(Extracted records)
* START *
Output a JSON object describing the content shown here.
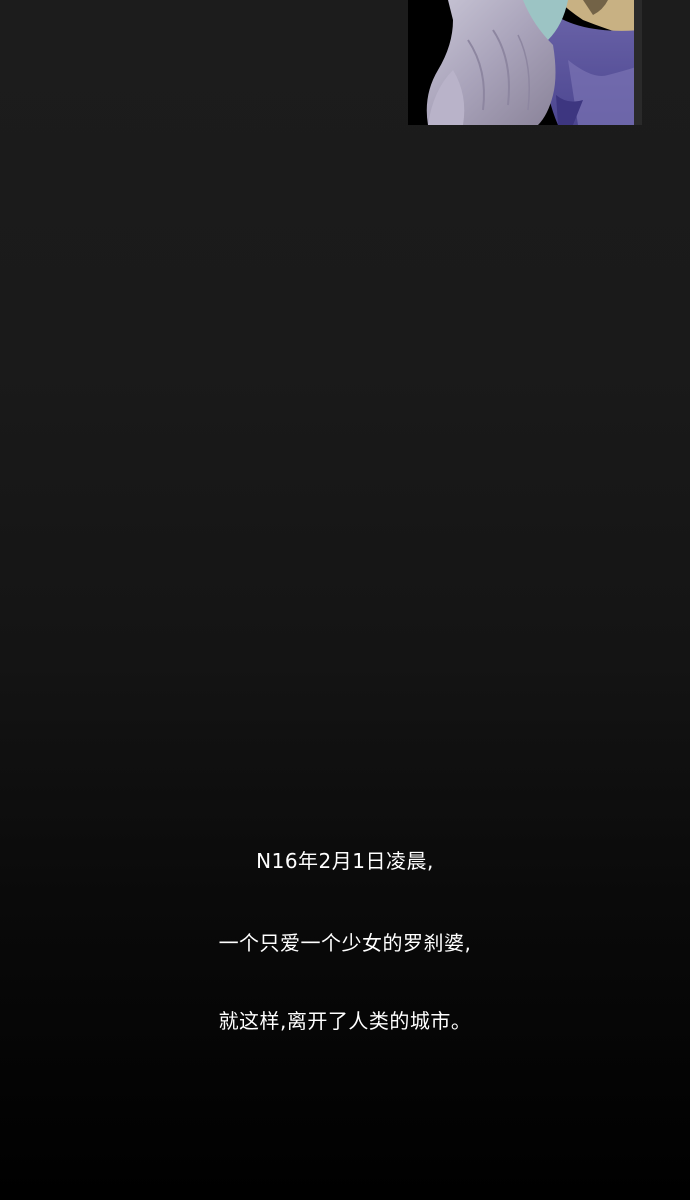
{
  "comic_panel": {
    "icon": "character-hair-scarf-illustration"
  },
  "narration": {
    "line1": "N16年2月1日凌晨,",
    "line2": "一个只爱一个少女的罗刹婆,",
    "line3": "就这样,离开了人类的城市。"
  }
}
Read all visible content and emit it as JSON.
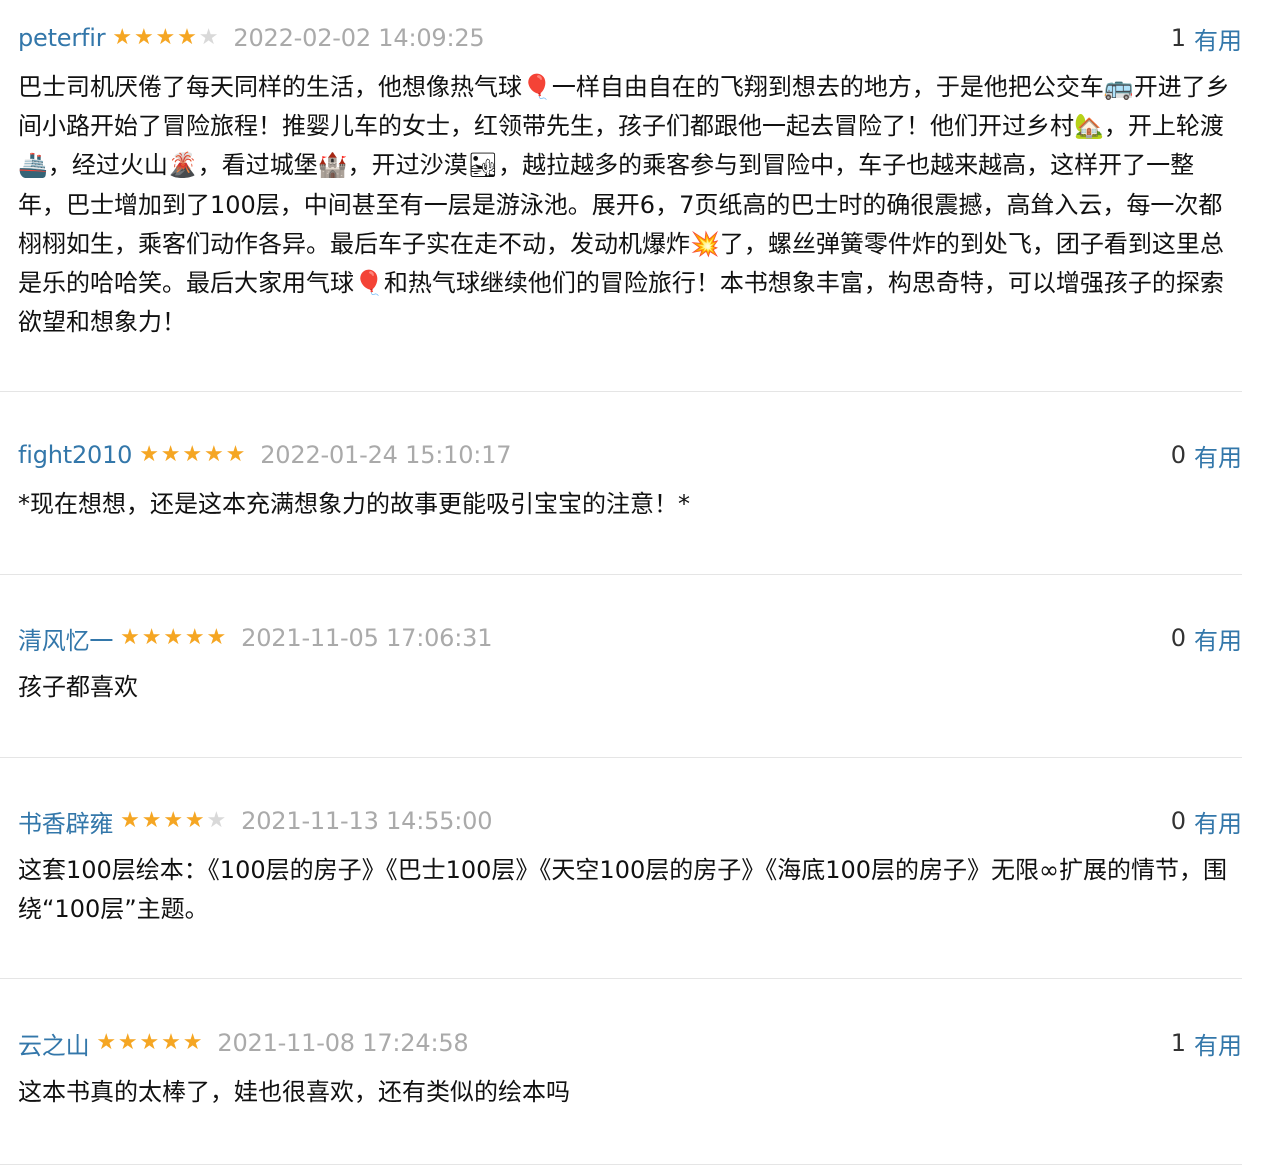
{
  "useful_label": "有用",
  "star_glyph": "★",
  "colors": {
    "link": "#3377aa",
    "star": "#f5a623",
    "star_empty": "#d9d9d9",
    "time": "#aaaaaa",
    "divider": "#e5e5e5"
  },
  "reviews": [
    {
      "reviewer": "peterfir",
      "rating": 4,
      "time": "2022-02-02 14:09:25",
      "votes": "1",
      "text": "巴士司机厌倦了每天同样的生活，他想像热气球🎈一样自由自在的飞翔到想去的地方，于是他把公交车🚌开进了乡间小路开始了冒险旅程！推婴儿车的女士，红领带先生，孩子们都跟他一起去冒险了！他们开过乡村🏡，开上轮渡🚢，经过火山🌋，看过城堡🏰，开过沙漠🏜，越拉越多的乘客参与到冒险中，车子也越来越高，这样开了一整年，巴士增加到了100层，中间甚至有一层是游泳池。展开6，7页纸高的巴士时的确很震撼，高耸入云，每一次都栩栩如生，乘客们动作各异。最后车子实在走不动，发动机爆炸💥了，螺丝弹簧零件炸的到处飞，团子看到这里总是乐的哈哈笑。最后大家用气球🎈和热气球继续他们的冒险旅行！本书想象丰富，构思奇特，可以增强孩子的探索欲望和想象力！"
    },
    {
      "reviewer": "fight2010",
      "rating": 5,
      "time": "2022-01-24 15:10:17",
      "votes": "0",
      "text": "*现在想想，还是这本充满想象力的故事更能吸引宝宝的注意！*"
    },
    {
      "reviewer": "清风忆一",
      "rating": 5,
      "time": "2021-11-05 17:06:31",
      "votes": "0",
      "text": "孩子都喜欢"
    },
    {
      "reviewer": "书香辟雍",
      "rating": 4,
      "time": "2021-11-13 14:55:00",
      "votes": "0",
      "text": "这套100层绘本：《100层的房子》《巴士100层》《天空100层的房子》《海底100层的房子》无限∞扩展的情节，围绕“100层”主题。"
    },
    {
      "reviewer": "云之山",
      "rating": 5,
      "time": "2021-11-08 17:24:58",
      "votes": "1",
      "text": "这本书真的太棒了，娃也很喜欢，还有类似的绘本吗"
    }
  ]
}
* END *
> _WHAT YOU HAVE TO DO_
Extract all lines from the material above that include the word "JSON".

> _THE COMPLETED TASK_
Output a JSON object describing the content shown here.
Read all visible content and emit it as JSON.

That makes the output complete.